"""
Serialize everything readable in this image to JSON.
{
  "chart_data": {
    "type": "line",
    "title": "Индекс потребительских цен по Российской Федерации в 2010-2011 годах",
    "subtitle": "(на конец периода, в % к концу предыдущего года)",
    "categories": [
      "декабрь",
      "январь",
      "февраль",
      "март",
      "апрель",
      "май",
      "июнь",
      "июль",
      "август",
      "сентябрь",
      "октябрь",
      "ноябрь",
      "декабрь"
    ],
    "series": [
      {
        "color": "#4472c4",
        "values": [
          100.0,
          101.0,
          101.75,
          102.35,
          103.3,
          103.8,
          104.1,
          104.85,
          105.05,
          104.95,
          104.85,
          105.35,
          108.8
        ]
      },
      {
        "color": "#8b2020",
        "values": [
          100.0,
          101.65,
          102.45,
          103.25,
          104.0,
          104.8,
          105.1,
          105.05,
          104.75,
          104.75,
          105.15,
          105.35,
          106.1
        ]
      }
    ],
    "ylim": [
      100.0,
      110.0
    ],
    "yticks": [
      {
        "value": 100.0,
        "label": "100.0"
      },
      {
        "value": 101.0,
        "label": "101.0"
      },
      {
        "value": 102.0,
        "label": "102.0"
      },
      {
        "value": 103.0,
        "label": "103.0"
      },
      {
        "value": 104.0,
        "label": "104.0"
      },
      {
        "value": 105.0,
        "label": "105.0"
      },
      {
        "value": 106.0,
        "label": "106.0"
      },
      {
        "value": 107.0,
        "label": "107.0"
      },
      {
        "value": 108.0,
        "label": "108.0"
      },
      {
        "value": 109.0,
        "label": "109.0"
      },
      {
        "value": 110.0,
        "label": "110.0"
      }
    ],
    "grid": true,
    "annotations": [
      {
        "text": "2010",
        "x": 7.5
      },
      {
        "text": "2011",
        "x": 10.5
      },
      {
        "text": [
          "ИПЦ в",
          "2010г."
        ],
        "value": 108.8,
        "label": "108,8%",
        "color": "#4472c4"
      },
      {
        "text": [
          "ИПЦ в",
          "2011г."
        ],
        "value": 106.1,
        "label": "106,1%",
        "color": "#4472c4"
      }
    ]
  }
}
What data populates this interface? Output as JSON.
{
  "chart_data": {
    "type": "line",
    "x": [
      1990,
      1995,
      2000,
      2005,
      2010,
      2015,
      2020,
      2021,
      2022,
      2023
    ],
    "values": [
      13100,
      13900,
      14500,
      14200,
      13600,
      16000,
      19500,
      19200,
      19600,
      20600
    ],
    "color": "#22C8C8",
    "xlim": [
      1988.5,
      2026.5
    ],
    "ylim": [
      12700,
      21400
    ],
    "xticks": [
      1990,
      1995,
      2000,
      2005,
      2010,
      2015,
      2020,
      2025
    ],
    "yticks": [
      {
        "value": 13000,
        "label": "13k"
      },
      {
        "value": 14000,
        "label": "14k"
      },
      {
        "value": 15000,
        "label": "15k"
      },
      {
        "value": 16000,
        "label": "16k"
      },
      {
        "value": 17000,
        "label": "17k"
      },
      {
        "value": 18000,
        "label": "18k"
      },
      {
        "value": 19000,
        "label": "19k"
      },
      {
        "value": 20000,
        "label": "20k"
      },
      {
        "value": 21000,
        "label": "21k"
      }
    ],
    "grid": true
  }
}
"""
▶ _Directions_
Write out every line of the records exactly.

▶ _Problem solution_
Serialize everything readable in this image to JSON.
{
  "chart_data": {
    "type": "line",
    "title": "Индекс потребительских цен по Российской Федерации в 2010-2011 годах",
    "subtitle": "(на конец периода, в % к концу предыдущего года)",
    "categories": [
      "декабрь",
      "январь",
      "февраль",
      "март",
      "апрель",
      "май",
      "июнь",
      "июль",
      "август",
      "сентябрь",
      "октябрь",
      "ноябрь",
      "декабрь"
    ],
    "series": [
      {
        "color": "#4472c4",
        "values": [
          100.0,
          101.0,
          101.75,
          102.35,
          103.3,
          103.8,
          104.1,
          104.85,
          105.05,
          104.95,
          104.85,
          105.35,
          108.8
        ]
      },
      {
        "color": "#8b2020",
        "values": [
          100.0,
          101.65,
          102.45,
          103.25,
          104.0,
          104.8,
          105.1,
          105.05,
          104.75,
          104.75,
          105.15,
          105.35,
          106.1
        ]
      }
    ],
    "ylim": [
      100.0,
      110.0
    ],
    "yticks": [
      {
        "value": 100.0,
        "label": "100.0"
      },
      {
        "value": 101.0,
        "label": "101.0"
      },
      {
        "value": 102.0,
        "label": "102.0"
      },
      {
        "value": 103.0,
        "label": "103.0"
      },
      {
        "value": 104.0,
        "label": "104.0"
      },
      {
        "value": 105.0,
        "label": "105.0"
      },
      {
        "value": 106.0,
        "label": "106.0"
      },
      {
        "value": 107.0,
        "label": "107.0"
      },
      {
        "value": 108.0,
        "label": "108.0"
      },
      {
        "value": 109.0,
        "label": "109.0"
      },
      {
        "value": 110.0,
        "label": "110.0"
      }
    ],
    "grid": true,
    "annotations": [
      {
        "text": "2010",
        "x": 7.5
      },
      {
        "text": "2011",
        "x": 10.5
      },
      {
        "text": [
          "ИПЦ в",
          "2010г."
        ],
        "value": 108.8,
        "label": "108,8%",
        "color": "#4472c4"
      },
      {
        "text": [
          "ИПЦ в",
          "2011г."
        ],
        "value": 106.1,
        "label": "106,1%",
        "color": "#4472c4"
      }
    ]
  }
}
What data populates this interface? Output as JSON.
{
  "chart_data": {
    "type": "line",
    "x": [
      1990,
      1995,
      2000,
      2005,
      2010,
      2015,
      2020,
      2021,
      2022,
      2023
    ],
    "values": [
      13100,
      13900,
      14500,
      14200,
      13600,
      16000,
      19500,
      19200,
      19600,
      20600
    ],
    "color": "#22C8C8",
    "xlim": [
      1988.5,
      2026.5
    ],
    "ylim": [
      12700,
      21400
    ],
    "xticks": [
      1990,
      1995,
      2000,
      2005,
      2010,
      2015,
      2020,
      2025
    ],
    "yticks": [
      {
        "value": 13000,
        "label": "13k"
      },
      {
        "value": 14000,
        "label": "14k"
      },
      {
        "value": 15000,
        "label": "15k"
      },
      {
        "value": 16000,
        "label": "16k"
      },
      {
        "value": 17000,
        "label": "17k"
      },
      {
        "value": 18000,
        "label": "18k"
      },
      {
        "value": 19000,
        "label": "19k"
      },
      {
        "value": 20000,
        "label": "20k"
      },
      {
        "value": 21000,
        "label": "21k"
      }
    ],
    "grid": true
  }
}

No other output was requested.